--- start ---

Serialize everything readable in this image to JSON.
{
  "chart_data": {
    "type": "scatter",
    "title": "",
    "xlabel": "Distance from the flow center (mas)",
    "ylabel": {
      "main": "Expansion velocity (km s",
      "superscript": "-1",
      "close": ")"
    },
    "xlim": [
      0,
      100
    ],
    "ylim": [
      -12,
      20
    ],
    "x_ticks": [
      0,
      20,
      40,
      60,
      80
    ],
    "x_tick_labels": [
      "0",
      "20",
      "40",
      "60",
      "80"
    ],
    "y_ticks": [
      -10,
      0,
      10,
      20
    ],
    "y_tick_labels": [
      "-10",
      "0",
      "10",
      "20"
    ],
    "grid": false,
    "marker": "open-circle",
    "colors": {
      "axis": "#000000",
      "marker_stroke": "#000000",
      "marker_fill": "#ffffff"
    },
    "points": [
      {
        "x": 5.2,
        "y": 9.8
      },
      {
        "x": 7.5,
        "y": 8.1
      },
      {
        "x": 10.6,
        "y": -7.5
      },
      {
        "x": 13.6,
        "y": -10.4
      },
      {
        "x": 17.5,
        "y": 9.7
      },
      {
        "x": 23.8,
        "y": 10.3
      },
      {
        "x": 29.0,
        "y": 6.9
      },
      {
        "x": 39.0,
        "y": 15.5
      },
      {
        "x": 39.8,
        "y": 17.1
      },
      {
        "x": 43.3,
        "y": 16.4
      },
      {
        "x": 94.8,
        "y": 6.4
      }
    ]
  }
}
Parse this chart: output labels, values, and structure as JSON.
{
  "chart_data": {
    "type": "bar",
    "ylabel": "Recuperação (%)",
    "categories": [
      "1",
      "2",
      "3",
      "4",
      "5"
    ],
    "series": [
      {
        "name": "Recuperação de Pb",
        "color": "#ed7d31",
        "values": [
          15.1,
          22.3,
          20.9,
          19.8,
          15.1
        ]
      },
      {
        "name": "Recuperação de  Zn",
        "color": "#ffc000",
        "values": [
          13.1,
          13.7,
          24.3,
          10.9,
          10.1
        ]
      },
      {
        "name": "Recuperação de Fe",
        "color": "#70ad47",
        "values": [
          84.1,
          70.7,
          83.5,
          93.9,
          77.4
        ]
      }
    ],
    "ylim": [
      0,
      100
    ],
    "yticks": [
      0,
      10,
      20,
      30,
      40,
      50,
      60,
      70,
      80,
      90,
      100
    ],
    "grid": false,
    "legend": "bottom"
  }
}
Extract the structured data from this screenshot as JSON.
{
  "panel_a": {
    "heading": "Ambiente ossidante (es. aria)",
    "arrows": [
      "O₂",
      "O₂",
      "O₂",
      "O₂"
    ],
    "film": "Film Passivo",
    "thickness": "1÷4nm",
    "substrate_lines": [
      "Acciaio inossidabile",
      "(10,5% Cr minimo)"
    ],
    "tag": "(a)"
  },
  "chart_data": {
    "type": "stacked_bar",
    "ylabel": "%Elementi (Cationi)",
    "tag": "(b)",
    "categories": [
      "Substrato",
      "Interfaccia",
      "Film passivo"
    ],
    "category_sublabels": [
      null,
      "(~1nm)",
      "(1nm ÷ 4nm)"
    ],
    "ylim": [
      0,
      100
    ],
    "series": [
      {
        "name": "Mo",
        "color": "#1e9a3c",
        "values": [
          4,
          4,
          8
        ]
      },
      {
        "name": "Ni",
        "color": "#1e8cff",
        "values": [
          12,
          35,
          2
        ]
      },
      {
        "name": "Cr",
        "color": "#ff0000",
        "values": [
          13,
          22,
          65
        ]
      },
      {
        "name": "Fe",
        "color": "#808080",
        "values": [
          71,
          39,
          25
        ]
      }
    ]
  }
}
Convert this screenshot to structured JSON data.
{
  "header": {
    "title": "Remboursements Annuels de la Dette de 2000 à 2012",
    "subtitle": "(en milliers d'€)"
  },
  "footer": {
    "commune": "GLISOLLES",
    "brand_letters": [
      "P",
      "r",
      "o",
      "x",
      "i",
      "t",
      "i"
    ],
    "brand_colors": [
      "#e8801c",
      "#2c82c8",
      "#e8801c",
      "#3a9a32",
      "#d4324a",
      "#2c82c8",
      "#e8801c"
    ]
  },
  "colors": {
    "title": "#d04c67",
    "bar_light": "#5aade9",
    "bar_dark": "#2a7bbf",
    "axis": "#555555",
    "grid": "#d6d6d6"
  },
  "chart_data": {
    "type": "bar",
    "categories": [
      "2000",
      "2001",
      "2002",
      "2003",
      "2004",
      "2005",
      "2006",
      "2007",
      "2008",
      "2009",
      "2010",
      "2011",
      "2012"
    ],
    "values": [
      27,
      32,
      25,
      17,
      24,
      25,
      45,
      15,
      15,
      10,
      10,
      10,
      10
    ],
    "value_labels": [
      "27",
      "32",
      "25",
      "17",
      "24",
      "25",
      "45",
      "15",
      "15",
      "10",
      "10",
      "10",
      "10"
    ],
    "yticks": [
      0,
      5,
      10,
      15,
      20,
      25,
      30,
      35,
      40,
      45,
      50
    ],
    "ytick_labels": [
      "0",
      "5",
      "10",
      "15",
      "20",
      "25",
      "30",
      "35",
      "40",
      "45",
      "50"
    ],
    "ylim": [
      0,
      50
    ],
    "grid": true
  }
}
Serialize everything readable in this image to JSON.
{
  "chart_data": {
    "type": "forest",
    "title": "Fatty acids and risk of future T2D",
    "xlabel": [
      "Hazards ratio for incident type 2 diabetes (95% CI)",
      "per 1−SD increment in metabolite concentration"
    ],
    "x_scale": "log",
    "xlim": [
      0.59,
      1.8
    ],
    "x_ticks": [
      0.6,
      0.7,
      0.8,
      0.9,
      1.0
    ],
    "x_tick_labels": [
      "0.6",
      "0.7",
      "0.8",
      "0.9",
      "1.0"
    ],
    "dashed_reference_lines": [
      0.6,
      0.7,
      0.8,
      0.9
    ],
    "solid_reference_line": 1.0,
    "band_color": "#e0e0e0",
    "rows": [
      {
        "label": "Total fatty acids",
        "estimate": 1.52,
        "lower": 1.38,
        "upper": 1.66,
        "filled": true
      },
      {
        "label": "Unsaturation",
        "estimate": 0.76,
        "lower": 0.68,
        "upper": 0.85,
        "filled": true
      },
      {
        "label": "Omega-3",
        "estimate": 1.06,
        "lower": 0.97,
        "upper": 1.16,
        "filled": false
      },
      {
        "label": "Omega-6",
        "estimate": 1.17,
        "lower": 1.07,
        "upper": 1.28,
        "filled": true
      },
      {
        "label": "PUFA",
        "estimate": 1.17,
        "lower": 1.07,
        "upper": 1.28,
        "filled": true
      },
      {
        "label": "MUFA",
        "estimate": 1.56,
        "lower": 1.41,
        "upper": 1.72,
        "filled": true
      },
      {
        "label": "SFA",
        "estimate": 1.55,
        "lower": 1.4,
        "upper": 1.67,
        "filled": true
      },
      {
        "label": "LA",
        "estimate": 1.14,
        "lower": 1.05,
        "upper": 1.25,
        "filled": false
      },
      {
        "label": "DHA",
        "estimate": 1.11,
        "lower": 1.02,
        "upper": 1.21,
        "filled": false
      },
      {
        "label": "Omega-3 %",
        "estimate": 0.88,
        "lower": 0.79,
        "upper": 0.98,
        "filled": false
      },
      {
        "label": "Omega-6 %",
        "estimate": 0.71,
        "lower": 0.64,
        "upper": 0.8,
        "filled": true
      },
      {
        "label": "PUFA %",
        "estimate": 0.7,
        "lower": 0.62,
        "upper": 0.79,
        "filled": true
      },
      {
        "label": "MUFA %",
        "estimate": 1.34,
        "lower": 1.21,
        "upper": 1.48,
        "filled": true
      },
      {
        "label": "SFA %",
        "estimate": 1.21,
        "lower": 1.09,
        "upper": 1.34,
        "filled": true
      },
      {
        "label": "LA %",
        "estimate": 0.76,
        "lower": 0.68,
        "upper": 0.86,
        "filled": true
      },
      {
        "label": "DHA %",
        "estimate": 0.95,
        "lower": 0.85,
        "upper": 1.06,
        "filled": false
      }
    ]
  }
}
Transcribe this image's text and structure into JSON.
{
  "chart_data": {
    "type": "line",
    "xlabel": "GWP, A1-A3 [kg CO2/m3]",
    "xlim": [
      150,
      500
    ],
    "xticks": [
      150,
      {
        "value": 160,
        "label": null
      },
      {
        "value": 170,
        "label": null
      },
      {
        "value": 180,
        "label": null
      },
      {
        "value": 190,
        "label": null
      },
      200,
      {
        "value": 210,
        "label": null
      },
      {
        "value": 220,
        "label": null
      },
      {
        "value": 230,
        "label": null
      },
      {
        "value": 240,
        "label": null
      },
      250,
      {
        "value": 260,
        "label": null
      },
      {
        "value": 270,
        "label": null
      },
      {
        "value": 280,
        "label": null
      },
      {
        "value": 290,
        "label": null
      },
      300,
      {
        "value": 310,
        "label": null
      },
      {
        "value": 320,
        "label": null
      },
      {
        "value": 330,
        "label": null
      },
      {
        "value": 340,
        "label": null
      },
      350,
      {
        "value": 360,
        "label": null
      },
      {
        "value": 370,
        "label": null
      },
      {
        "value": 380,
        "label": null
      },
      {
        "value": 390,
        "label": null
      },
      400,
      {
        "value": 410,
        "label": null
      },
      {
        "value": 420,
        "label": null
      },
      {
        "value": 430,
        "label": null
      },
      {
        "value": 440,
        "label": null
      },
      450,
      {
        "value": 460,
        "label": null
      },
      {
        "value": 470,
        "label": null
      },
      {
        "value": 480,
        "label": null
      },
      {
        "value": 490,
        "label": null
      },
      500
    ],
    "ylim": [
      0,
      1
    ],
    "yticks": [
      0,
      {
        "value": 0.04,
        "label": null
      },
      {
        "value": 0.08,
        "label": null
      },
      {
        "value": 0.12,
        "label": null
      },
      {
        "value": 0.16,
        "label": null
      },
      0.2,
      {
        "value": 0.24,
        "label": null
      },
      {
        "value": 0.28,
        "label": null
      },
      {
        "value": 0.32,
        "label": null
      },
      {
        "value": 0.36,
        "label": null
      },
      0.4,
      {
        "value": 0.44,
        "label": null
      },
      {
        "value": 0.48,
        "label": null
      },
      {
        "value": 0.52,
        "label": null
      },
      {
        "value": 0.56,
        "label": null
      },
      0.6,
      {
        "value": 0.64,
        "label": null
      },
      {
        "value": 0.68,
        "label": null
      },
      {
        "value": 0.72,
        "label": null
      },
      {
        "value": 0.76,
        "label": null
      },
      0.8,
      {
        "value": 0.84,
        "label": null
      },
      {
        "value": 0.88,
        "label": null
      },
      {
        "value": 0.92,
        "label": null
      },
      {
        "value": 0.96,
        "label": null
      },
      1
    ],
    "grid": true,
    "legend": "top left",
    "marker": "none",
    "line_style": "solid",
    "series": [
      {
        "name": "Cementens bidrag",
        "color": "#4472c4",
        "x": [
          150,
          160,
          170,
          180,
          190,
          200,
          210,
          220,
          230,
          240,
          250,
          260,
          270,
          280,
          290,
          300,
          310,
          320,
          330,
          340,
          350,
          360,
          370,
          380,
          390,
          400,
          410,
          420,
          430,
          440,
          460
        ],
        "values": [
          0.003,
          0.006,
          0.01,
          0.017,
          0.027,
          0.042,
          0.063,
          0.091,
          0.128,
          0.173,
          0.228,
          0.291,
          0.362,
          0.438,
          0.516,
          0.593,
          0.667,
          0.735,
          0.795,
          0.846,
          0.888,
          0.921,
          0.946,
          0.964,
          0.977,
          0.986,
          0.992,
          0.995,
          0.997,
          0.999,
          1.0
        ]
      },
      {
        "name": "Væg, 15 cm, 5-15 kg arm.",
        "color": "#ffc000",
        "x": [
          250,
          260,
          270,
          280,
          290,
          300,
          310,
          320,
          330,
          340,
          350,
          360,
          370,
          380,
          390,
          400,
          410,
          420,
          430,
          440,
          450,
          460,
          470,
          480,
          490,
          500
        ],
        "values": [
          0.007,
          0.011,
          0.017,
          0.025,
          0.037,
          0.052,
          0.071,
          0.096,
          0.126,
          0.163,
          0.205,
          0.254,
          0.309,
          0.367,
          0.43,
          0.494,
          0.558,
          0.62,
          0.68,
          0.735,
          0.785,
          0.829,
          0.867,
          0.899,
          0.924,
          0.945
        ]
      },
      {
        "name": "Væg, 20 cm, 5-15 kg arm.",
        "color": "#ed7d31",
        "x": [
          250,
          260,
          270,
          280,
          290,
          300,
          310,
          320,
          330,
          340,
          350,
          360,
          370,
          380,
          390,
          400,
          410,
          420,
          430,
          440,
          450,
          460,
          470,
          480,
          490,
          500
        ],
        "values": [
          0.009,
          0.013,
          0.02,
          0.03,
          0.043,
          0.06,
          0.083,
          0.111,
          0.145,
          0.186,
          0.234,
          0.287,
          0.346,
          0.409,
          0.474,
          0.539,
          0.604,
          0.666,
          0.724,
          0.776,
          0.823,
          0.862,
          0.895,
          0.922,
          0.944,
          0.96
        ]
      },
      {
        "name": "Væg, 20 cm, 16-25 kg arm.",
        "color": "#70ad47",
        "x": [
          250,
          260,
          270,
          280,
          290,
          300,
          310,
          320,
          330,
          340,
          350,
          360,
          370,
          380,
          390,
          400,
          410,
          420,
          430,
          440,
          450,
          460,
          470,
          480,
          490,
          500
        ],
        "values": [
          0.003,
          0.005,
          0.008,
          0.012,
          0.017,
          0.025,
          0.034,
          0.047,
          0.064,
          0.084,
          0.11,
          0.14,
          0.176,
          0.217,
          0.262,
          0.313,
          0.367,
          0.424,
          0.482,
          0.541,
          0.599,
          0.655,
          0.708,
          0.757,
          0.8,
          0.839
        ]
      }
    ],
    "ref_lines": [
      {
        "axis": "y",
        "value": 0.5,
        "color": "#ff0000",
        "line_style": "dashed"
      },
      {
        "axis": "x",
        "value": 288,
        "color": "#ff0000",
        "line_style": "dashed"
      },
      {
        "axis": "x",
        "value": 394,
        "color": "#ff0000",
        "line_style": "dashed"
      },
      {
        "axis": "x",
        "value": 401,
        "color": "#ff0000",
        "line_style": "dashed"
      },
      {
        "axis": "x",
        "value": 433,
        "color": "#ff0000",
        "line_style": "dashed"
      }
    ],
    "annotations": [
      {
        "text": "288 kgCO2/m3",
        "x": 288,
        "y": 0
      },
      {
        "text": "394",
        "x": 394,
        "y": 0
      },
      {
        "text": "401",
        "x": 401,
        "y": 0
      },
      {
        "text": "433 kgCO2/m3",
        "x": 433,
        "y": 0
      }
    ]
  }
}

--- end ---

# Task brief
Gather all the lines that include the word "this" and copy them out.

# Answer to the exercise
Serialize everything readable in this image to JSON.
Parse this chart: output labels, values, and structure as JSON.
Extract the structured data from this screenshot as JSON.
Convert this screenshot to structured JSON data.
Serialize everything readable in this image to JSON.
Transcribe this image's text and structure into JSON.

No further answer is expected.